#### Exercise instructions
Without including any pictures, write out the listing below exactly.

#### Entries shown
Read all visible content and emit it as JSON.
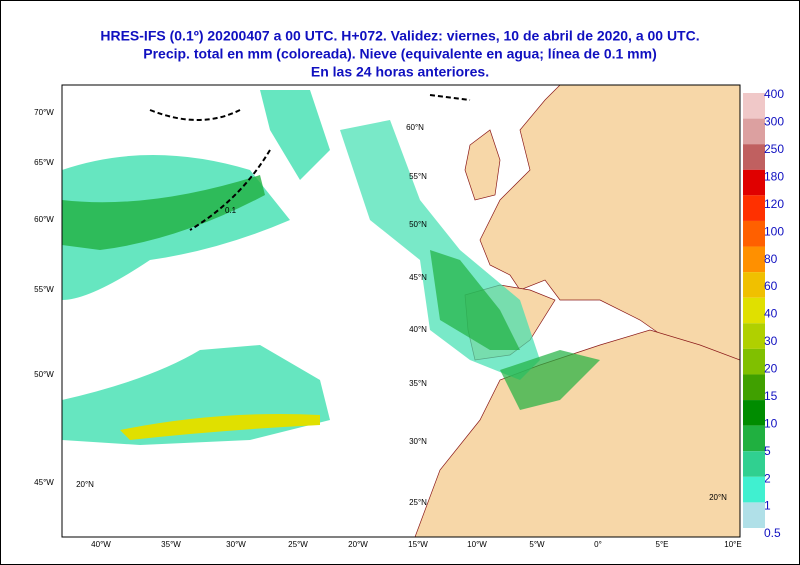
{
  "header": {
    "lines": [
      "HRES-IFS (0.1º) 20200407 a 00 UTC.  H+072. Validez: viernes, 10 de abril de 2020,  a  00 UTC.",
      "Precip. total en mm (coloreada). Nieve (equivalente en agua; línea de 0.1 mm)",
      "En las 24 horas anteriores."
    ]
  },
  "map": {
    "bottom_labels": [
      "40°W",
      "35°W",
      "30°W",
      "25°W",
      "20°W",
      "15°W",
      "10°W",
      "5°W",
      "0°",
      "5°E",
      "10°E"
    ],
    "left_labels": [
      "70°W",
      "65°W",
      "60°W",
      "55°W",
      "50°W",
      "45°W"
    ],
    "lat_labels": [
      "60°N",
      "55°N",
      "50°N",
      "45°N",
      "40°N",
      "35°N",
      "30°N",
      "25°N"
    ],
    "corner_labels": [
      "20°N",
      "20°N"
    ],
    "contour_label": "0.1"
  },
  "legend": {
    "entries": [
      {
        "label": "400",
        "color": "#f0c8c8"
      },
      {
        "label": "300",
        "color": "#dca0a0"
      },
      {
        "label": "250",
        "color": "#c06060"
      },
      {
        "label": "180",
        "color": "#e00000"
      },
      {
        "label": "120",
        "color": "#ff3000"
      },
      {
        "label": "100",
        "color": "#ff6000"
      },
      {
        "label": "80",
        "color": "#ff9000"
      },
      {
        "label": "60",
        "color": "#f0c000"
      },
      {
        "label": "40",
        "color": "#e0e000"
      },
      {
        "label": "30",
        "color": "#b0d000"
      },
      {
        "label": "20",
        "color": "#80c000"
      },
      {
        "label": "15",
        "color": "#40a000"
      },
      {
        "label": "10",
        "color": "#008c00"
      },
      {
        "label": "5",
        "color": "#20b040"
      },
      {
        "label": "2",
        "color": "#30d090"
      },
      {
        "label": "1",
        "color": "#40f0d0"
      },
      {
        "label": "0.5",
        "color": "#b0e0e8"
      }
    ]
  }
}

#### Worked solution
Read all visible content and emit it as JSON.
{
  "header": {
    "lines": [
      "HRES-IFS (0.1º) 20200407 a 00 UTC.  H+072. Validez: viernes, 10 de abril de 2020,  a  00 UTC.",
      "Precip. total en mm (coloreada). Nieve (equivalente en agua; línea de 0.1 mm)",
      "En las 24 horas anteriores."
    ]
  },
  "map": {
    "bottom_labels": [
      "40°W",
      "35°W",
      "30°W",
      "25°W",
      "20°W",
      "15°W",
      "10°W",
      "5°W",
      "0°",
      "5°E",
      "10°E"
    ],
    "left_labels": [
      "70°W",
      "65°W",
      "60°W",
      "55°W",
      "50°W",
      "45°W"
    ],
    "lat_labels": [
      "60°N",
      "55°N",
      "50°N",
      "45°N",
      "40°N",
      "35°N",
      "30°N",
      "25°N"
    ],
    "corner_labels": [
      "20°N",
      "20°N"
    ],
    "contour_label": "0.1"
  },
  "legend": {
    "entries": [
      {
        "label": "400",
        "color": "#f0c8c8"
      },
      {
        "label": "300",
        "color": "#dca0a0"
      },
      {
        "label": "250",
        "color": "#c06060"
      },
      {
        "label": "180",
        "color": "#e00000"
      },
      {
        "label": "120",
        "color": "#ff3000"
      },
      {
        "label": "100",
        "color": "#ff6000"
      },
      {
        "label": "80",
        "color": "#ff9000"
      },
      {
        "label": "60",
        "color": "#f0c000"
      },
      {
        "label": "40",
        "color": "#e0e000"
      },
      {
        "label": "30",
        "color": "#b0d000"
      },
      {
        "label": "20",
        "color": "#80c000"
      },
      {
        "label": "15",
        "color": "#40a000"
      },
      {
        "label": "10",
        "color": "#008c00"
      },
      {
        "label": "5",
        "color": "#20b040"
      },
      {
        "label": "2",
        "color": "#30d090"
      },
      {
        "label": "1",
        "color": "#40f0d0"
      },
      {
        "label": "0.5",
        "color": "#b0e0e8"
      }
    ]
  }
}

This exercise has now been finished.